■ WHAT TO DO ■
The records below must be written out exactly, with every picture left behind.

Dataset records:
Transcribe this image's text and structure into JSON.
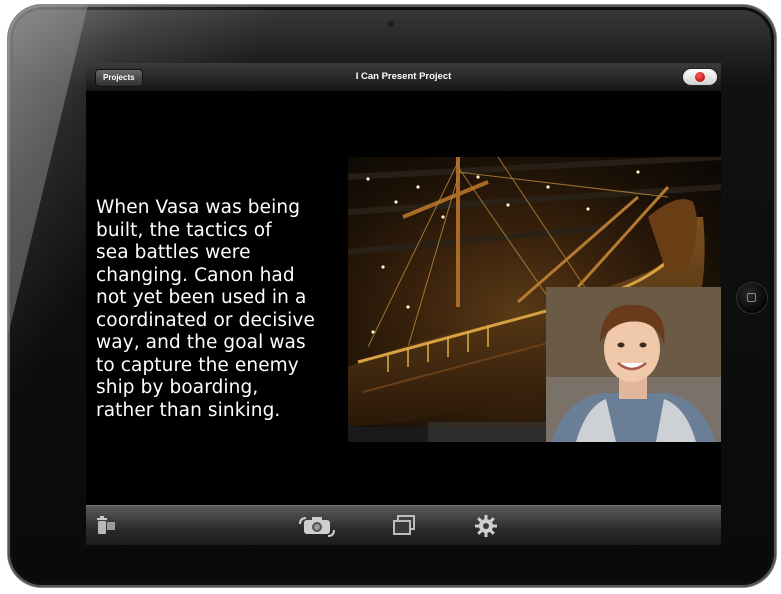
{
  "app": {
    "title": "I Can Present Project",
    "projects_label": "Projects"
  },
  "slide": {
    "lines": [
      "When Vasa was being",
      "built, the tactics of",
      "sea battles were",
      "changing. Canon had",
      "not yet been used in a",
      "coordinated or decisive",
      "way, and the goal was",
      "to capture the enemy",
      "ship by boarding,",
      "rather than sinking."
    ]
  },
  "toolbar": {
    "icons": [
      "trash-icon",
      "camera-switch-icon",
      "slides-icon",
      "gear-icon"
    ]
  },
  "colors": {
    "record": "#cc0000",
    "screen_bg": "#000000",
    "text": "#ffffff"
  }
}
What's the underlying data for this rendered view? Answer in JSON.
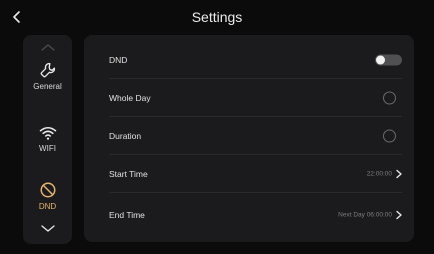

■ FULL RESPONSE ■
Transcribe this image's text and structure into JSON.
{
  "app": {
    "title": "I Can Present Project",
    "projects_label": "Projects"
  },
  "slide": {
    "lines": [
      "When Vasa was being",
      "built, the tactics of",
      "sea battles were",
      "changing. Canon had",
      "not yet been used in a",
      "coordinated or decisive",
      "way, and the goal was",
      "to capture the enemy",
      "ship by boarding,",
      "rather than sinking."
    ]
  },
  "toolbar": {
    "icons": [
      "trash-icon",
      "camera-switch-icon",
      "slides-icon",
      "gear-icon"
    ]
  },
  "colors": {
    "record": "#cc0000",
    "screen_bg": "#000000",
    "text": "#ffffff"
  }
}
What's the underlying data for this rendered view? Answer in JSON.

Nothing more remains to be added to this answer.